Marc Degens
aus: "Abweichen"
der büchermörder
Auf dem Weg in die Masuren lernt ein Tramper aus der DDR im Sommer 1978
in Warschau eine Rucksacktouristin kennen, die, wie sie sagt, aus Frankfurt
am Main kommt. Die zwei reden über die verschiedenen Staatssysteme, doch
das Gespräch ist unaufrichtig und wird von den eigenen Rollenerwartungen
beherrscht. Am Ende lädt sie ihn in ihr Zelt ein, Alkohol fließt, er vergewaltigt
sie. Am anderen Morgen erwacht der Tramper elend: »Felizitas schlief noch,
friedlich: zufrieden. Leise suchte ich meine Sachen zusammen. Angst dabei,
sie würde mich auf der Flucht erschießen. Geradezu selbstgefällig, wie sie
da lag, flüchtig mit einem Schlafsack bedeckt. Dummer Bunditourist! Tourist
wie fast alle! : Politiker werfen noch fliehend Bomben: ich brauchte Westgeld.

### BEREITGESTELLTE ANGABEN
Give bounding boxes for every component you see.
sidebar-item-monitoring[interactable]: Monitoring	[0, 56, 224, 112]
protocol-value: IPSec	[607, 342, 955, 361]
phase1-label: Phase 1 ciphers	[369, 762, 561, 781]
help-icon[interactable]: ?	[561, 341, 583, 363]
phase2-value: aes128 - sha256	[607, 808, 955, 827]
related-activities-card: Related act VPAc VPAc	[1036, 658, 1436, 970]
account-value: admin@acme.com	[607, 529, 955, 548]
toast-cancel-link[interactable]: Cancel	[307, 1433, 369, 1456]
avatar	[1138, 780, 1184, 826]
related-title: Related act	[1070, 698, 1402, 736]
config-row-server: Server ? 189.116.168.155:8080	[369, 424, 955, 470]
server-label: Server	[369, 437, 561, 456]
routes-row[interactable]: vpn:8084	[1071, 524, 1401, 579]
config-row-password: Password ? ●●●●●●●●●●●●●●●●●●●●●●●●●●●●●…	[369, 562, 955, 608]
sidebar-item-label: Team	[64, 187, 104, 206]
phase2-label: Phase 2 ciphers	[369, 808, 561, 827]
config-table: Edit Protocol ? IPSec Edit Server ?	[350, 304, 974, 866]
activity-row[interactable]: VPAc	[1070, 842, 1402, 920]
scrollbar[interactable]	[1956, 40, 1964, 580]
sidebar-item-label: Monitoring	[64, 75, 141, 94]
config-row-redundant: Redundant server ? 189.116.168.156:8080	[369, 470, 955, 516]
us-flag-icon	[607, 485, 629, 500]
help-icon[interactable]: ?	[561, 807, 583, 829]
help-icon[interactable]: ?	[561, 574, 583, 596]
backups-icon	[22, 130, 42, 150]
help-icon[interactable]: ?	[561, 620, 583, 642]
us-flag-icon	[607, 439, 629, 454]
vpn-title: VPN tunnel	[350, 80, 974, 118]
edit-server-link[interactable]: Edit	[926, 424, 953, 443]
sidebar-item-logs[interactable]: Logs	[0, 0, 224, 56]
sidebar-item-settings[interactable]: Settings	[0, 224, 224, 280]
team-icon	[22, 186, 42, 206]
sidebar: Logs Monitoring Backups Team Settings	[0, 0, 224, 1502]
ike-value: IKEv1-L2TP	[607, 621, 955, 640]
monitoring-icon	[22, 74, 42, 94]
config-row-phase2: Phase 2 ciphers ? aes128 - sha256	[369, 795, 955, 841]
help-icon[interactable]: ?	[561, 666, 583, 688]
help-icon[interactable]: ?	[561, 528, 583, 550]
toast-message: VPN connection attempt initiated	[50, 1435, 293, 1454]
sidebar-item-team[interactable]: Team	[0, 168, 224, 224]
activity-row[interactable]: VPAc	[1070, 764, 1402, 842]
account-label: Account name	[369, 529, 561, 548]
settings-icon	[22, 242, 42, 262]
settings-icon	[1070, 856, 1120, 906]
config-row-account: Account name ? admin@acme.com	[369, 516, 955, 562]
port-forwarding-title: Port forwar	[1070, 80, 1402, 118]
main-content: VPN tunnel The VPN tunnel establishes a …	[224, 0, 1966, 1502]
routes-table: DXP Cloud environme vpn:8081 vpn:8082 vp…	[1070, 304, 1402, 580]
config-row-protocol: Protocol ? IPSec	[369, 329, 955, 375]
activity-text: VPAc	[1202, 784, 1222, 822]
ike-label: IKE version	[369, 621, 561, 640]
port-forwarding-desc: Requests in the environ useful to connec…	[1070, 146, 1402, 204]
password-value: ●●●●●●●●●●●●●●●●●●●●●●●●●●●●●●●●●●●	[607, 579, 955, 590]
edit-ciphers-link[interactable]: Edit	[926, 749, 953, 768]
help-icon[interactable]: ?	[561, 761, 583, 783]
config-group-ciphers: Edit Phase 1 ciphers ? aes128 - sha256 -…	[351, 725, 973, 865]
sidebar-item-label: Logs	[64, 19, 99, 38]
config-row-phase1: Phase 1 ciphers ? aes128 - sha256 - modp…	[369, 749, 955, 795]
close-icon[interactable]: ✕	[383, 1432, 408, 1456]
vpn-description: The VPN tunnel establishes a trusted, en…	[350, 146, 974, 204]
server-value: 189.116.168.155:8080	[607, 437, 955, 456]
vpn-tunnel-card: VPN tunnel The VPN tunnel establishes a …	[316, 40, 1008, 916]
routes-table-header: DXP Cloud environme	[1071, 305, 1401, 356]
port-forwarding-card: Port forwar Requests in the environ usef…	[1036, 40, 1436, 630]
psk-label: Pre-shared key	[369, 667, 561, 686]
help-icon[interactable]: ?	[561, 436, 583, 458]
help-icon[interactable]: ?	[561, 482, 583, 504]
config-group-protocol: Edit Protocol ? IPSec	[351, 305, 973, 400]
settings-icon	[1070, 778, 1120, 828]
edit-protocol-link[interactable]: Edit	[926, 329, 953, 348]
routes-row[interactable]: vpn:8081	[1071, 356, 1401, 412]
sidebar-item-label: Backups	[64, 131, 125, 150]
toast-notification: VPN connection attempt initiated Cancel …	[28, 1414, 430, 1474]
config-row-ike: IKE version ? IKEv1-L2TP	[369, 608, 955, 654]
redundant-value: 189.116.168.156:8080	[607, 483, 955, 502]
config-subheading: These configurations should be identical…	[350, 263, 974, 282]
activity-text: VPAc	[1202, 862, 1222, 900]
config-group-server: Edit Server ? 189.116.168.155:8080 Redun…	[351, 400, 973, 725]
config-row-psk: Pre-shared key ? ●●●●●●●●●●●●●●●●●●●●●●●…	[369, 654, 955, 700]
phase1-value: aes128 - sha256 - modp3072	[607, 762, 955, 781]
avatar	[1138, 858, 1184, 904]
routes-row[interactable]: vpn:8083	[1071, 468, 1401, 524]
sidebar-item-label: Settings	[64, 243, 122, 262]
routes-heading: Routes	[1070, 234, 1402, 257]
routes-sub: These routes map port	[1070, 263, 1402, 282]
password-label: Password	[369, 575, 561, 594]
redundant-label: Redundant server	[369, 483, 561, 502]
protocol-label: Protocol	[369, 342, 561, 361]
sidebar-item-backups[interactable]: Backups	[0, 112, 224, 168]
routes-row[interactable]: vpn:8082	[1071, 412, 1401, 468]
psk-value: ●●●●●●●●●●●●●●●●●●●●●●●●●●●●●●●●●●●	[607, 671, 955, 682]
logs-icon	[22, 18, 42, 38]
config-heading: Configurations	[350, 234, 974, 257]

### ANFORDERUNGEN
A) Beantworten Sie anhand des Textauszugs folgende Fragen:
(i) In welchem Jahr lernt der Tramper die Rucksacktouristin kennen?
(ii) In welcher Stadt begegnen sich die beiden?
(iii) Woher stammt die Rucksacktouristin nach ihrer eigenen Angabe?
B) Geben Sie aus dem Textauszug den Abschnitt wortgetreu wieder, der mit den Worten „der büchermörder“ einsetzt und mit „ich brauchte Westgeld.“ schließt.
Die Zeilen sind hierfür ohne Belang.

### ERGEBNISSE IN REIHENFOLGE
A)
(i) Im Sommer 1978.
(ii) In Warschau.
(iii) Aus Frankfurt am Main.

B)
der büchermörder
Auf dem Weg in die Masuren lernt ein Tramper aus der DDR im Sommer 1978
in Warschau eine Rucksacktouristin kennen, die, wie sie sagt, aus Frankfurt
am Main kommt. Die zwei reden über die verschiedenen Staatssysteme, doch
das Gespräch ist unaufrichtig und wird von den eigenen Rollenerwartungen
beherrscht. Am Ende lädt sie ihn in ihr Zelt ein, Alkohol fließt, er vergewaltigt
sie. Am anderen Morgen erwacht der Tramper elend: »Felizitas schlief noch,
friedlich: zufrieden. Leise suchte ich meine Sachen zusammen. Angst dabei,
sie würde mich auf der Flucht erschießen. Geradezu selbstgefällig, wie sie
da lag, flüchtig mit einem Schlafsack bedeckt. Dummer Bunditourist! Tourist
wie fast alle! : Politiker werfen noch fliehend Bomben: ich brauchte Westgeld.